> Do this: The listing below is to be output in its exact form.

A block of data
━━━━━━
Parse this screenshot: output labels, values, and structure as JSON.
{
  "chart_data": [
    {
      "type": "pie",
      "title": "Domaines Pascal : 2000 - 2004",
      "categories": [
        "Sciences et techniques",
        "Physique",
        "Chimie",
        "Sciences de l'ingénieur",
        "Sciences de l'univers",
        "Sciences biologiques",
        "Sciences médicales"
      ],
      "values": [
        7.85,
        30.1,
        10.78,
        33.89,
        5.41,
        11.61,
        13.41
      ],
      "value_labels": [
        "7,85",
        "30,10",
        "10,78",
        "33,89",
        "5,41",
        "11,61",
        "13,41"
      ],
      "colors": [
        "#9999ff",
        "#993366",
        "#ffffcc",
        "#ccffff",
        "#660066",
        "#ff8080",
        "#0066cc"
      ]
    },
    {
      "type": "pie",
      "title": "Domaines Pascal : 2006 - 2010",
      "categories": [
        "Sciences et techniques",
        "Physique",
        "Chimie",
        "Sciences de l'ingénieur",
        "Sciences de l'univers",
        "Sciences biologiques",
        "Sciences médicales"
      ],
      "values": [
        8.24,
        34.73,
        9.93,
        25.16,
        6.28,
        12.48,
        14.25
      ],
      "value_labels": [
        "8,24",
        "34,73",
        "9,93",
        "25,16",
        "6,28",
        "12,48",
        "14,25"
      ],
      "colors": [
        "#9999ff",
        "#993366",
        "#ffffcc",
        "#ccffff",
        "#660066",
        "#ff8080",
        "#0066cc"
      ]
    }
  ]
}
━━━━━━
> Response:
Parse this screenshot: output labels, values, and structure as JSON.
{
  "chart_data": [
    {
      "type": "pie",
      "title": "Domaines Pascal : 2000 - 2004",
      "categories": [
        "Sciences et techniques",
        "Physique",
        "Chimie",
        "Sciences de l'ingénieur",
        "Sciences de l'univers",
        "Sciences biologiques",
        "Sciences médicales"
      ],
      "values": [
        7.85,
        30.1,
        10.78,
        33.89,
        5.41,
        11.61,
        13.41
      ],
      "value_labels": [
        "7,85",
        "30,10",
        "10,78",
        "33,89",
        "5,41",
        "11,61",
        "13,41"
      ],
      "colors": [
        "#9999ff",
        "#993366",
        "#ffffcc",
        "#ccffff",
        "#660066",
        "#ff8080",
        "#0066cc"
      ]
    },
    {
      "type": "pie",
      "title": "Domaines Pascal : 2006 - 2010",
      "categories": [
        "Sciences et techniques",
        "Physique",
        "Chimie",
        "Sciences de l'ingénieur",
        "Sciences de l'univers",
        "Sciences biologiques",
        "Sciences médicales"
      ],
      "values": [
        8.24,
        34.73,
        9.93,
        25.16,
        6.28,
        12.48,
        14.25
      ],
      "value_labels": [
        "8,24",
        "34,73",
        "9,93",
        "25,16",
        "6,28",
        "12,48",
        "14,25"
      ],
      "colors": [
        "#9999ff",
        "#993366",
        "#ffffcc",
        "#ccffff",
        "#660066",
        "#ff8080",
        "#0066cc"
      ]
    }
  ]
}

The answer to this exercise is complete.